WRITTEN PROBLEM:
The entries below should be transcribed in their entirety, exactly as written.

======== SOURCE DATA ========

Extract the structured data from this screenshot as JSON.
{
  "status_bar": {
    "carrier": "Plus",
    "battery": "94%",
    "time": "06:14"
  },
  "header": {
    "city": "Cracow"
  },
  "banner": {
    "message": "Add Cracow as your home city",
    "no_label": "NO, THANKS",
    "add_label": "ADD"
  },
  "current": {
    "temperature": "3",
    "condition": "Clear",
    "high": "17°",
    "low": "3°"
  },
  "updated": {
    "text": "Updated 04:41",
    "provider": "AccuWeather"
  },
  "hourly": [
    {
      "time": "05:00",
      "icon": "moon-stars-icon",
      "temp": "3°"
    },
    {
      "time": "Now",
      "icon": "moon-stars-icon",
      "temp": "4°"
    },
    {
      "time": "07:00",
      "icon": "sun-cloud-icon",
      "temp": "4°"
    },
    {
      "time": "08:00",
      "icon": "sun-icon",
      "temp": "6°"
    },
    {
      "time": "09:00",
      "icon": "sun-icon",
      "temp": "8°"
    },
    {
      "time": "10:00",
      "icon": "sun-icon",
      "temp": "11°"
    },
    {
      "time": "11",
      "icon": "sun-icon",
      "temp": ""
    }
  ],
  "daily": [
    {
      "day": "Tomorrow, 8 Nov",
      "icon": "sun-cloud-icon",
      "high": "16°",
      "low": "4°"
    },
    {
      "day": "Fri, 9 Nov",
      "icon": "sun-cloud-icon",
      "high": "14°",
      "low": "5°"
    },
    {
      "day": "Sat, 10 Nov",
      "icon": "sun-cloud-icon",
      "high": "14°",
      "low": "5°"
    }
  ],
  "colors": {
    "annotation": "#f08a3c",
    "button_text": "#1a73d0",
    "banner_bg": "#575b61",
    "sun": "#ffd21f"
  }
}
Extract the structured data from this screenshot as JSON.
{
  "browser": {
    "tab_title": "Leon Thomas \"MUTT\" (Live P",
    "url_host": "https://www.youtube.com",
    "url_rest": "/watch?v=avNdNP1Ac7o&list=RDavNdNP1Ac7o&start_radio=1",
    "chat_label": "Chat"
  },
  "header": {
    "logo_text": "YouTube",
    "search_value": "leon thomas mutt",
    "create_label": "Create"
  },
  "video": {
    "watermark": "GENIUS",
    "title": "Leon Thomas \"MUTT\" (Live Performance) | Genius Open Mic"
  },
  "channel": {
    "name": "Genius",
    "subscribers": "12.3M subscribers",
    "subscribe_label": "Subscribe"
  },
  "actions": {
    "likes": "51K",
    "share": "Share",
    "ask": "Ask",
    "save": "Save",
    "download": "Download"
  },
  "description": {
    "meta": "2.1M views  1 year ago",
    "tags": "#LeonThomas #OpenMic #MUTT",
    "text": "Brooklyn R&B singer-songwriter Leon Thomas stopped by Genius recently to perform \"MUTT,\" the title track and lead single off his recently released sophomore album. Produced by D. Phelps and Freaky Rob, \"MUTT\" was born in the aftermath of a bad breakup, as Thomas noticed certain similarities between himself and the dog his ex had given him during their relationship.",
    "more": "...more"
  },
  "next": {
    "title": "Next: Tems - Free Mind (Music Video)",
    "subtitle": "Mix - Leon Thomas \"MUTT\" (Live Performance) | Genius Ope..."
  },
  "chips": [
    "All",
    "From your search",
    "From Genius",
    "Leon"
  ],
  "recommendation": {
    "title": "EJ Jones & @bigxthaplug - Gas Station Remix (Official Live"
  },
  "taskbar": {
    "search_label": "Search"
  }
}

========

RESULT:
Extract the structured data from this screenshot as JSON.
{
  "status_bar": {
    "carrier": "Plus",
    "battery": "94%",
    "time": "06:14"
  },
  "header": {
    "city": "Cracow"
  },
  "banner": {
    "message": "Add Cracow as your home city",
    "no_label": "NO, THANKS",
    "add_label": "ADD"
  },
  "current": {
    "temperature": "3",
    "condition": "Clear",
    "high": "17°",
    "low": "3°"
  },
  "updated": {
    "text": "Updated 04:41",
    "provider": "AccuWeather"
  },
  "hourly": [
    {
      "time": "05:00",
      "icon": "moon-stars-icon",
      "temp": "3°"
    },
    {
      "time": "Now",
      "icon": "moon-stars-icon",
      "temp": "4°"
    },
    {
      "time": "07:00",
      "icon": "sun-cloud-icon",
      "temp": "4°"
    },
    {
      "time": "08:00",
      "icon": "sun-icon",
      "temp": "6°"
    },
    {
      "time": "09:00",
      "icon": "sun-icon",
      "temp": "8°"
    },
    {
      "time": "10:00",
      "icon": "sun-icon",
      "temp": "11°"
    },
    {
      "time": "11",
      "icon": "sun-icon",
      "temp": ""
    }
  ],
  "daily": [
    {
      "day": "Tomorrow, 8 Nov",
      "icon": "sun-cloud-icon",
      "high": "16°",
      "low": "4°"
    },
    {
      "day": "Fri, 9 Nov",
      "icon": "sun-cloud-icon",
      "high": "14°",
      "low": "5°"
    },
    {
      "day": "Sat, 10 Nov",
      "icon": "sun-cloud-icon",
      "high": "14°",
      "low": "5°"
    }
  ],
  "colors": {
    "annotation": "#f08a3c",
    "button_text": "#1a73d0",
    "banner_bg": "#575b61",
    "sun": "#ffd21f"
  }
}
Extract the structured data from this screenshot as JSON.
{
  "browser": {
    "tab_title": "Leon Thomas \"MUTT\" (Live P",
    "url_host": "https://www.youtube.com",
    "url_rest": "/watch?v=avNdNP1Ac7o&list=RDavNdNP1Ac7o&start_radio=1",
    "chat_label": "Chat"
  },
  "header": {
    "logo_text": "YouTube",
    "search_value": "leon thomas mutt",
    "create_label": "Create"
  },
  "video": {
    "watermark": "GENIUS",
    "title": "Leon Thomas \"MUTT\" (Live Performance) | Genius Open Mic"
  },
  "channel": {
    "name": "Genius",
    "subscribers": "12.3M subscribers",
    "subscribe_label": "Subscribe"
  },
  "actions": {
    "likes": "51K",
    "share": "Share",
    "ask": "Ask",
    "save": "Save",
    "download": "Download"
  },
  "description": {
    "meta": "2.1M views  1 year ago",
    "tags": "#LeonThomas #OpenMic #MUTT",
    "text": "Brooklyn R&B singer-songwriter Leon Thomas stopped by Genius recently to perform \"MUTT,\" the title track and lead single off his recently released sophomore album. Produced by D. Phelps and Freaky Rob, \"MUTT\" was born in the aftermath of a bad breakup, as Thomas noticed certain similarities between himself and the dog his ex had given him during their relationship.",
    "more": "...more"
  },
  "next": {
    "title": "Next: Tems - Free Mind (Music Video)",
    "subtitle": "Mix - Leon Thomas \"MUTT\" (Live Performance) | Genius Ope..."
  },
  "chips": [
    "All",
    "From your search",
    "From Genius",
    "Leon"
  ],
  "recommendation": {
    "title": "EJ Jones & @bigxthaplug - Gas Station Remix (Official Live"
  },
  "taskbar": {
    "search_label": "Search"
  }
}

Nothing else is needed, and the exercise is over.